- [Problem to solve] The material below should be written out in full and exactly; pictures stay out of the copy.

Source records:
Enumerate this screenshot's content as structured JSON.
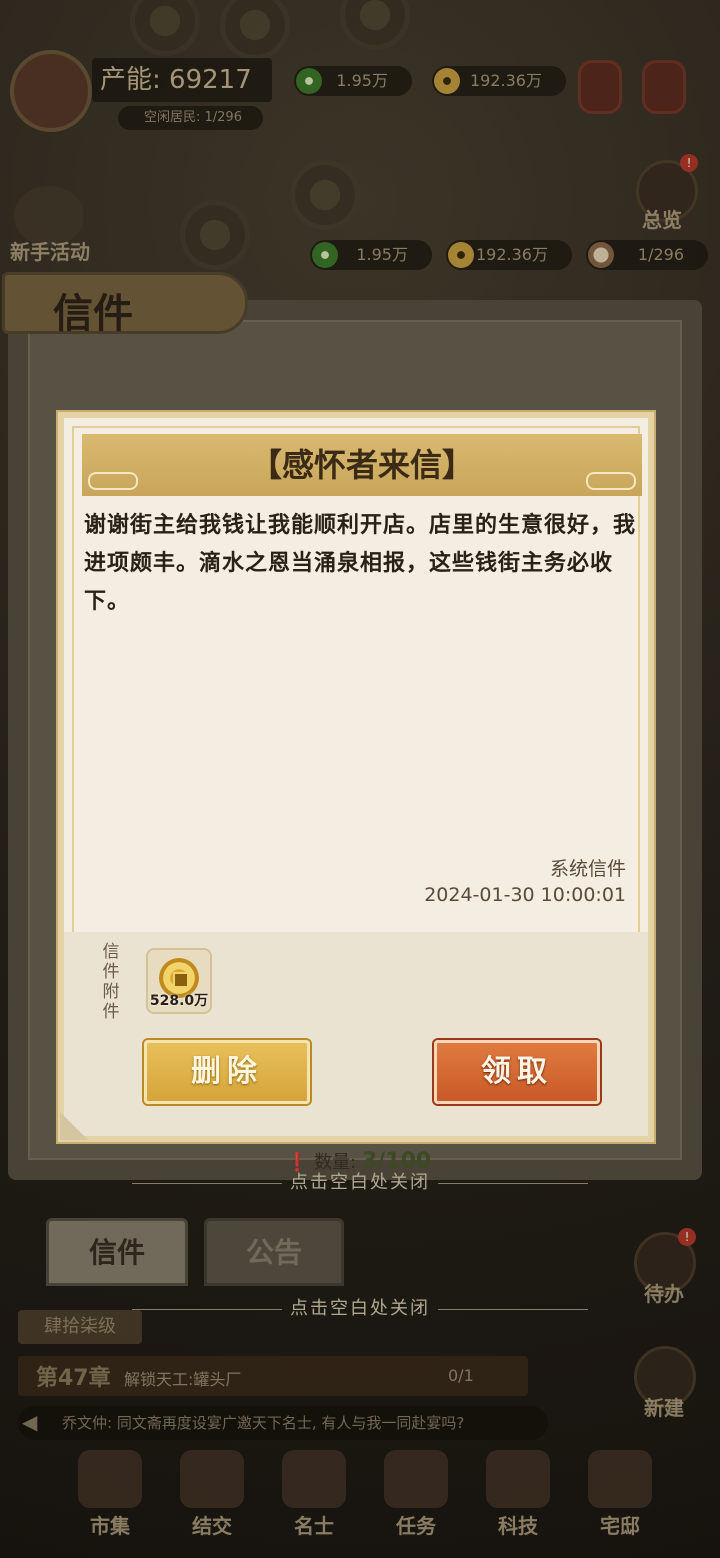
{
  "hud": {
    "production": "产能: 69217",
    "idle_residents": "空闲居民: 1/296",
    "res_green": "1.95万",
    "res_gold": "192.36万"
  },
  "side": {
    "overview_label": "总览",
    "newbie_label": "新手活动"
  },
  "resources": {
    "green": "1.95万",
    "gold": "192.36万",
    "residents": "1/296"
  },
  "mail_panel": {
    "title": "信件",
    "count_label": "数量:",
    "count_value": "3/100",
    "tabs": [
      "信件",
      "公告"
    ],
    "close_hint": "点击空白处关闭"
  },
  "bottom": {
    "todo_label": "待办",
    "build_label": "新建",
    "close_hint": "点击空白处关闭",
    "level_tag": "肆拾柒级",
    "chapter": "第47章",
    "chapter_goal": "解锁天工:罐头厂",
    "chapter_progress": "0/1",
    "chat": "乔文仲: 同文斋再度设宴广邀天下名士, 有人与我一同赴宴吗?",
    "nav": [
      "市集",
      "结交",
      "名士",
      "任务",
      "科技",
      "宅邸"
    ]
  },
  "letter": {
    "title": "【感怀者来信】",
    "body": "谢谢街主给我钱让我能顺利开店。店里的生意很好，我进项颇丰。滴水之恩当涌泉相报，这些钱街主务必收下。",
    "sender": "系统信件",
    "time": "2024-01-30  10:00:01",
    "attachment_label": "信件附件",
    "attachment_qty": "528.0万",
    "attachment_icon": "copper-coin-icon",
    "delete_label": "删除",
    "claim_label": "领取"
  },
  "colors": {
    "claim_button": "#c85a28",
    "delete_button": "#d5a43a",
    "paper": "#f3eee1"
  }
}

- [Task answer]
Enumerate this screenshot's content as structured JSON.
{
  "hud": {
    "production": "产能: 69217",
    "idle_residents": "空闲居民: 1/296",
    "res_green": "1.95万",
    "res_gold": "192.36万"
  },
  "side": {
    "overview_label": "总览",
    "newbie_label": "新手活动"
  },
  "resources": {
    "green": "1.95万",
    "gold": "192.36万",
    "residents": "1/296"
  },
  "mail_panel": {
    "title": "信件",
    "count_label": "数量:",
    "count_value": "3/100",
    "tabs": [
      "信件",
      "公告"
    ],
    "close_hint": "点击空白处关闭"
  },
  "bottom": {
    "todo_label": "待办",
    "build_label": "新建",
    "close_hint": "点击空白处关闭",
    "level_tag": "肆拾柒级",
    "chapter": "第47章",
    "chapter_goal": "解锁天工:罐头厂",
    "chapter_progress": "0/1",
    "chat": "乔文仲: 同文斋再度设宴广邀天下名士, 有人与我一同赴宴吗?",
    "nav": [
      "市集",
      "结交",
      "名士",
      "任务",
      "科技",
      "宅邸"
    ]
  },
  "letter": {
    "title": "【感怀者来信】",
    "body": "谢谢街主给我钱让我能顺利开店。店里的生意很好，我进项颇丰。滴水之恩当涌泉相报，这些钱街主务必收下。",
    "sender": "系统信件",
    "time": "2024-01-30  10:00:01",
    "attachment_label": "信件附件",
    "attachment_qty": "528.0万",
    "attachment_icon": "copper-coin-icon",
    "delete_label": "删除",
    "claim_label": "领取"
  },
  "colors": {
    "claim_button": "#c85a28",
    "delete_button": "#d5a43a",
    "paper": "#f3eee1"
  }
}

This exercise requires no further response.